═════ STORED RECORDS
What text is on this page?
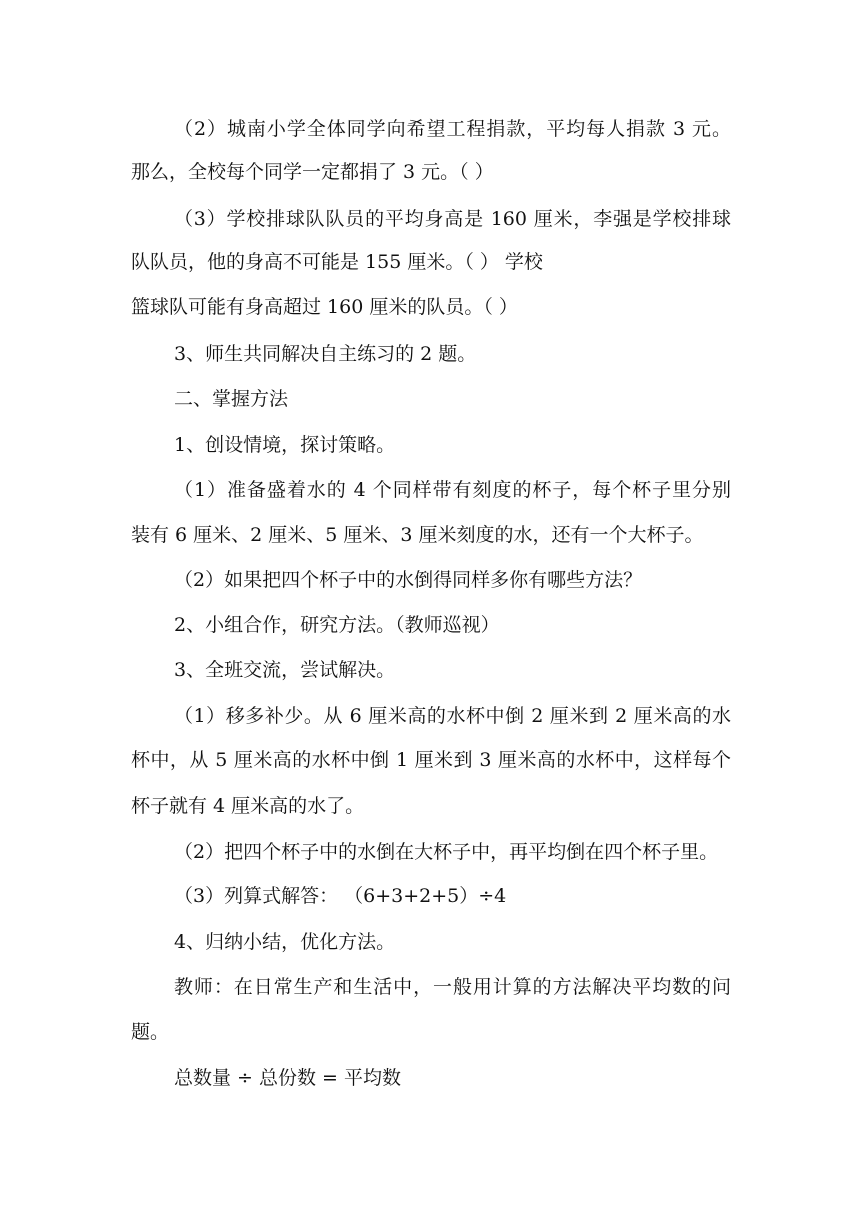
（2）城南小学全体同学向希望工程捐款，平均每人捐款 3 元。
那么，全校每个同学一定都捐了 3 元。（ ）
（3）学校排球队队员的平均身高是 160 厘米，李强是学校排球
队队员，他的身高不可能是 155 厘米。（ ） 学校
篮球队可能有身高超过 160 厘米的队员。（ ）
3、师生共同解决自主练习的 2 题。
二、掌握方法
1、创设情境，探讨策略。
（1）准备盛着水的 4 个同样带有刻度的杯子，每个杯子里分别
装有 6 厘米、2 厘米、5 厘米、3 厘米刻度的水，还有一个大杯子。
（2）如果把四个杯子中的水倒得同样多你有哪些方法？
2、小组合作，研究方法。（教师巡视）
3、全班交流，尝试解决。
（1）移多补少。从 6 厘米高的水杯中倒 2 厘米到 2 厘米高的水
杯中，从 5 厘米高的水杯中倒 1 厘米到 3 厘米高的水杯中，这样每个
杯子就有 4 厘米高的水了。
（2）把四个杯子中的水倒在大杯子中，再平均倒在四个杯子里。
（3）列算式解答： （6+3+2+5）÷4
4、归纳小结，优化方法。
教师：在日常生产和生活中，一般用计算的方法解决平均数的问
题。
总数量 ÷ 总份数 = 平均数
══════════
-- CHALLENGE --
Look through the data above. Find each line with the string "厘米高的水杯中倒" and copy it.

-- CORRECT RESPONSE --
（1）移多补少。从 6 厘米高的水杯中倒 2 厘米到 2 厘米高的水
杯中，从 5 厘米高的水杯中倒 1 厘米到 3 厘米高的水杯中，这样每个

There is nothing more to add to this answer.